**Your goal:** From the entries that follow, gather each line holding the word "ffffff".

=======

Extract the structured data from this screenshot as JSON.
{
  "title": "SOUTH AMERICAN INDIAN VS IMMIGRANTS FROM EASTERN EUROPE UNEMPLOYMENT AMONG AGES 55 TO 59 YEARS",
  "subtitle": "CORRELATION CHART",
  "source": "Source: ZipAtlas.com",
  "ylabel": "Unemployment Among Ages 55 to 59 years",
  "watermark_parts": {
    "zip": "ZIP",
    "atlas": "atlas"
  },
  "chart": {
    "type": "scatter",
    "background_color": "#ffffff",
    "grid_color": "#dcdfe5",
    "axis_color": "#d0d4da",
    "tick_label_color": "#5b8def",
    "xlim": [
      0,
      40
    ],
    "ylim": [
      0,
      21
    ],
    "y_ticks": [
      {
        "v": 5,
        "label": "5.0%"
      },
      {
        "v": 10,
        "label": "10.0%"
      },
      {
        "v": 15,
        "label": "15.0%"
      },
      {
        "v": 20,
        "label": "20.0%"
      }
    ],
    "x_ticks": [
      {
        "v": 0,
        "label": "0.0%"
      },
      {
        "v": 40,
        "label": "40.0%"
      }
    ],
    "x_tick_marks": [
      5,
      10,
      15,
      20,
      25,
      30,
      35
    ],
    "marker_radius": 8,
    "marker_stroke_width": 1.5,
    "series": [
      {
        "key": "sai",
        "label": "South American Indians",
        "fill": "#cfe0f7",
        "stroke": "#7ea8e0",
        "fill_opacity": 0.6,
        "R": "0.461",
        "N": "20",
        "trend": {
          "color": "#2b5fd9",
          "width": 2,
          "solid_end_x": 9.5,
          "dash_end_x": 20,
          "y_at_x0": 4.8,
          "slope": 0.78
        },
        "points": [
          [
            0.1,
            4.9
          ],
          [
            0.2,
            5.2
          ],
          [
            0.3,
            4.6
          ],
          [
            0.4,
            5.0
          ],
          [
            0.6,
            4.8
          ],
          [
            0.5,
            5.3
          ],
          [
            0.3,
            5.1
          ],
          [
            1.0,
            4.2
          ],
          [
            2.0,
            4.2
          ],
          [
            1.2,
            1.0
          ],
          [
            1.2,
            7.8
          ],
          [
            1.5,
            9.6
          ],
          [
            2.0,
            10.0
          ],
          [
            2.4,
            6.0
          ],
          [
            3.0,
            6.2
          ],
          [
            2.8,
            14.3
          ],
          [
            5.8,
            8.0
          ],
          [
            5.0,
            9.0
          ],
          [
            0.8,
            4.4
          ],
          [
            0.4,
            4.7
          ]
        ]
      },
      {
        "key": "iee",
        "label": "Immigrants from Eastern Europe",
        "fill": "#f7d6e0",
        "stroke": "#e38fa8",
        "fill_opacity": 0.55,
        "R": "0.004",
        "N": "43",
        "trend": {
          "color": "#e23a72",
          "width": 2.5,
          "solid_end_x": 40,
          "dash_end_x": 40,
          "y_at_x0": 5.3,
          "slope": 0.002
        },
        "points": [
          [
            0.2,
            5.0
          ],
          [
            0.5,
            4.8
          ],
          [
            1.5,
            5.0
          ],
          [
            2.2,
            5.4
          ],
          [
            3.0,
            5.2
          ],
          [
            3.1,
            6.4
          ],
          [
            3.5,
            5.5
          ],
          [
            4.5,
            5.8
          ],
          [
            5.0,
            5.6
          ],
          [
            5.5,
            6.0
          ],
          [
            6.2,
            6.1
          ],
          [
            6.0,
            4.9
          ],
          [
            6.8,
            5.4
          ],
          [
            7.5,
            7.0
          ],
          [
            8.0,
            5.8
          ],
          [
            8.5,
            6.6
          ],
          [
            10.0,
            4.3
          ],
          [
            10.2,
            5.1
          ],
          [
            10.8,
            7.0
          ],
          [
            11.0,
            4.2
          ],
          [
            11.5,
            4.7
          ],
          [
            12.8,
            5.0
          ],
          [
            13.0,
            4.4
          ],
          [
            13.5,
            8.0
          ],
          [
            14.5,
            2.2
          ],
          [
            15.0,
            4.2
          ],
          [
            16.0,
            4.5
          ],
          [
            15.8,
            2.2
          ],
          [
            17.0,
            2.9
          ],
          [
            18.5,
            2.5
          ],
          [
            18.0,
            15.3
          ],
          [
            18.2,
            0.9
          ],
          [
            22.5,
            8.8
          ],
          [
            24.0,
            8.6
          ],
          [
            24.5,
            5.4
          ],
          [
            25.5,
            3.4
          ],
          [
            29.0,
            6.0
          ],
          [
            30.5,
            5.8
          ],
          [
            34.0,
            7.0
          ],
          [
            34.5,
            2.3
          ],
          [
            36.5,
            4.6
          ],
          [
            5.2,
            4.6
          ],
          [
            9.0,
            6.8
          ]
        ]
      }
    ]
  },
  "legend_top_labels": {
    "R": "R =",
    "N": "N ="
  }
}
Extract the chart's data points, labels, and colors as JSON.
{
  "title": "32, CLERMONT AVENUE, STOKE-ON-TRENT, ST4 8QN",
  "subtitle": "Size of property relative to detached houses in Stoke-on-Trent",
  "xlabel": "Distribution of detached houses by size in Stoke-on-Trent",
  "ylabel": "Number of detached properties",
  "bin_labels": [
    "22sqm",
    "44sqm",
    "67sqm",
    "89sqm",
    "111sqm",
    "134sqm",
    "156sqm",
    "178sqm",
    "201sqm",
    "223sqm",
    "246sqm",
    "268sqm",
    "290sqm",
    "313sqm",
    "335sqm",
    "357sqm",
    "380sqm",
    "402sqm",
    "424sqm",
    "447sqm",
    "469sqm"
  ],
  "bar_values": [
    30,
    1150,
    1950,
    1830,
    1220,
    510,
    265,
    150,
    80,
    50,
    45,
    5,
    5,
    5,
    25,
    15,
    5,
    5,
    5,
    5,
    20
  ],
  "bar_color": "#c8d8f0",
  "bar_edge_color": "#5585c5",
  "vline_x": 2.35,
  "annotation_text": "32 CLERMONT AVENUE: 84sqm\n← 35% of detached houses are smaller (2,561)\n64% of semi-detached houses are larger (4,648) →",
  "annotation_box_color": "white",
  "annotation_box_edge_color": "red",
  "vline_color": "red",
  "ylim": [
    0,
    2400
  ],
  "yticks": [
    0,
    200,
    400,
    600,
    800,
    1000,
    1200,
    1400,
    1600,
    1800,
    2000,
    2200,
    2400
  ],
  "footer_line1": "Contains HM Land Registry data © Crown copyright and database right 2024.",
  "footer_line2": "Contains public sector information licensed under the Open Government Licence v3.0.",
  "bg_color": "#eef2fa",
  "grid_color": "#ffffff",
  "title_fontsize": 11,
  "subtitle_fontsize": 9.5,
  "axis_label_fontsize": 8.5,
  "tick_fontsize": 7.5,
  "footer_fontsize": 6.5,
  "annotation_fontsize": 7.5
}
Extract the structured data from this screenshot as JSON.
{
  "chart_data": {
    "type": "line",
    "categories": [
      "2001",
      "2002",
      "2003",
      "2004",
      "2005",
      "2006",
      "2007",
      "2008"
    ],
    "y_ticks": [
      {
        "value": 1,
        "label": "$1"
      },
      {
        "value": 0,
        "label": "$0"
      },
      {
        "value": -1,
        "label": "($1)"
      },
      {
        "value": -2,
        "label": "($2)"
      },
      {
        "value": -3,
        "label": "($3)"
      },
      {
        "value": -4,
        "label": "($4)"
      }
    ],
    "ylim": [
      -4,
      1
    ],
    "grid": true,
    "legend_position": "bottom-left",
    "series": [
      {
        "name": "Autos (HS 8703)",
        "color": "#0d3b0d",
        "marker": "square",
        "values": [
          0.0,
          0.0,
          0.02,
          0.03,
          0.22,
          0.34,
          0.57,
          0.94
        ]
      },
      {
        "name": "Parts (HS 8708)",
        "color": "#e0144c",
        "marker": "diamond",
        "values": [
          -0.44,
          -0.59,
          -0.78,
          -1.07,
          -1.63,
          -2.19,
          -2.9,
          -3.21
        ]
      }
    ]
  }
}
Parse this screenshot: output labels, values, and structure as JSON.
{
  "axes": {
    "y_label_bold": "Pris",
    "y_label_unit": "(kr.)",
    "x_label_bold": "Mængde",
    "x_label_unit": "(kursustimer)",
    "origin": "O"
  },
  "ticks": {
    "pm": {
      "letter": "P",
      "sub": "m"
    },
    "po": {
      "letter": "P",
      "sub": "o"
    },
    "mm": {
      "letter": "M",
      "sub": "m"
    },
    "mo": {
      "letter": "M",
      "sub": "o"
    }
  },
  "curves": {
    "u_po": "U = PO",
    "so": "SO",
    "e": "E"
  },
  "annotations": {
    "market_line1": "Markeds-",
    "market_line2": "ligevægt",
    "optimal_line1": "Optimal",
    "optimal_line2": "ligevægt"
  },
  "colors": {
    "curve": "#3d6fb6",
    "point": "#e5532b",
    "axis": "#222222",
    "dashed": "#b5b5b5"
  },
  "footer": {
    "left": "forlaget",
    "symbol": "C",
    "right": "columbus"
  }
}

=======

**Final result:**
    "background_color": "#ffffff",
  "grid_color": "#ffffff",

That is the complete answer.